Locate each line in the items below that contains the string "submitted", and copy every such line.
____
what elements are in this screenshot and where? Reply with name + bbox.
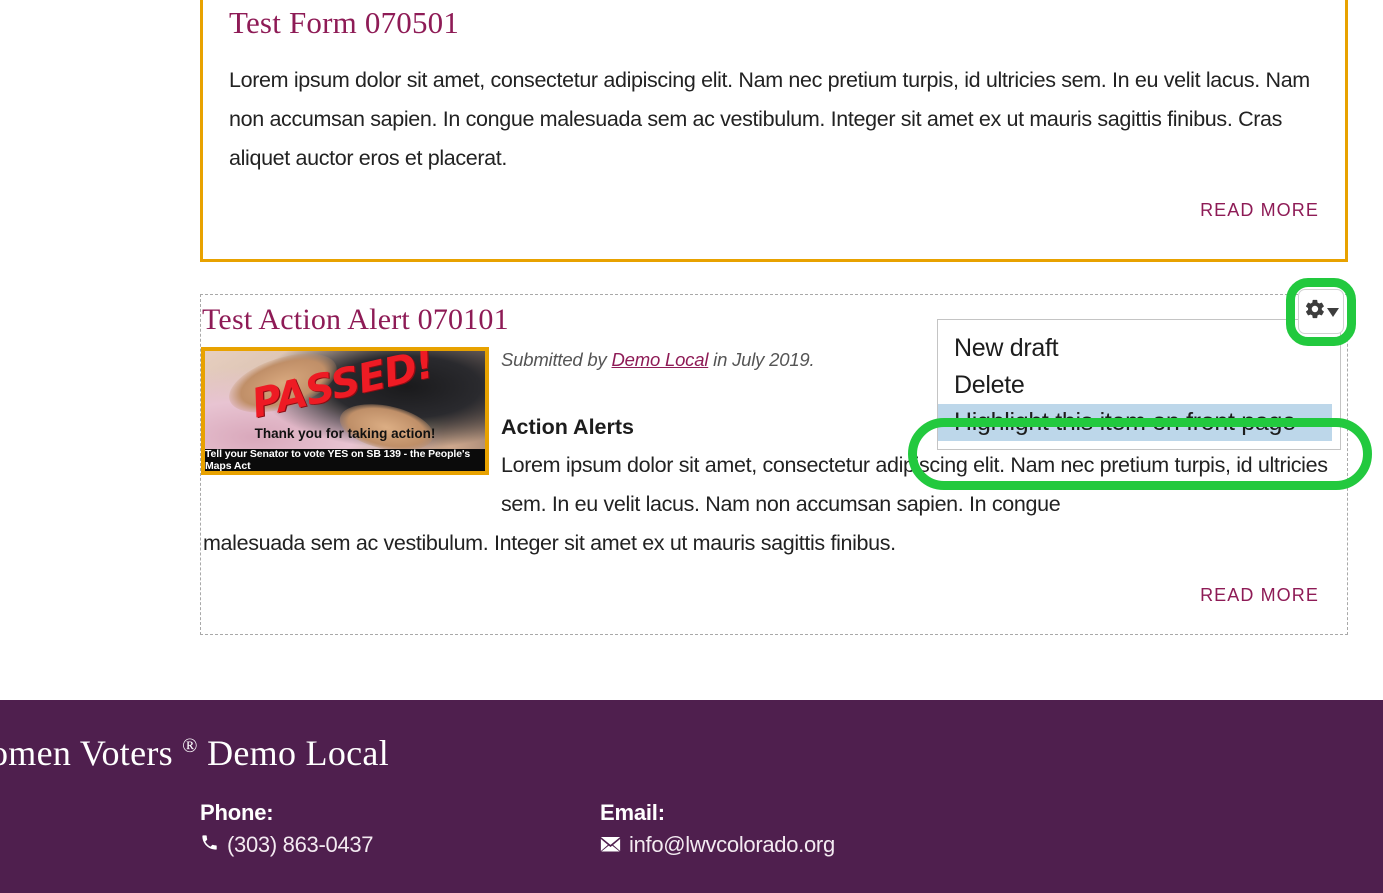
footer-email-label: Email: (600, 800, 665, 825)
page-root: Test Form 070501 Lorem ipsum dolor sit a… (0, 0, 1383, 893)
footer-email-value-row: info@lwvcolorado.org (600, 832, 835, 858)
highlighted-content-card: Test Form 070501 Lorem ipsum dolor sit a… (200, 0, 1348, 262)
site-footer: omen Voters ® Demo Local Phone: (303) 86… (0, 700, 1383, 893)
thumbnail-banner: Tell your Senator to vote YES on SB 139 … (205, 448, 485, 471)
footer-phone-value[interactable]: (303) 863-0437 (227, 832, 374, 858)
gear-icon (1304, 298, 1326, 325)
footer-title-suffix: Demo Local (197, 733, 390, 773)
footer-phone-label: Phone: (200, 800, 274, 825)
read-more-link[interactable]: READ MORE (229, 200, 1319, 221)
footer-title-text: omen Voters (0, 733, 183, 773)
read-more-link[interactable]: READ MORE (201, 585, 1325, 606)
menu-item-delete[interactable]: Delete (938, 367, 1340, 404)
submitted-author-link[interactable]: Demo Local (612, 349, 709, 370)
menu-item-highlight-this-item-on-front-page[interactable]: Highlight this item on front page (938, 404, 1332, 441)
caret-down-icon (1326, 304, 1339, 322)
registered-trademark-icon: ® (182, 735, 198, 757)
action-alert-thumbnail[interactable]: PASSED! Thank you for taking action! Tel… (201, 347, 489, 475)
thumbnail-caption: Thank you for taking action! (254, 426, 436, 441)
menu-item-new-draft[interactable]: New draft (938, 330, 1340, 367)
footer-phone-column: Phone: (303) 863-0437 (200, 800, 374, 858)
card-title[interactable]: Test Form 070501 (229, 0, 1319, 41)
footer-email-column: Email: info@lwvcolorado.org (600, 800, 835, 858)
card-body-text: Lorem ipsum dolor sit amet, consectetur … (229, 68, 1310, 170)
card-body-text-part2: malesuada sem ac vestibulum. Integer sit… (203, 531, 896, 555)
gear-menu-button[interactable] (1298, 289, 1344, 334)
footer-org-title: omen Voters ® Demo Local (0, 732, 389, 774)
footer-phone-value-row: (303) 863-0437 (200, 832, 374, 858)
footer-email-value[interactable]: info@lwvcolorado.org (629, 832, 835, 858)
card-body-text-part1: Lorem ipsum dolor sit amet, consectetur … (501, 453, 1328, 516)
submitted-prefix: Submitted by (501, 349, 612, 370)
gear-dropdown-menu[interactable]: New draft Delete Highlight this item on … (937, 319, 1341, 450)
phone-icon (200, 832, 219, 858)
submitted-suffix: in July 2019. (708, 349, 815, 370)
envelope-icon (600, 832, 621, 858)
____
[Complete output]:
submitted-author-link[interactable]: Demo Local (612, 349, 709, 370)
submitted-prefix: Submitted by (501, 349, 612, 370)
submitted-suffix: in July 2019. (708, 349, 815, 370)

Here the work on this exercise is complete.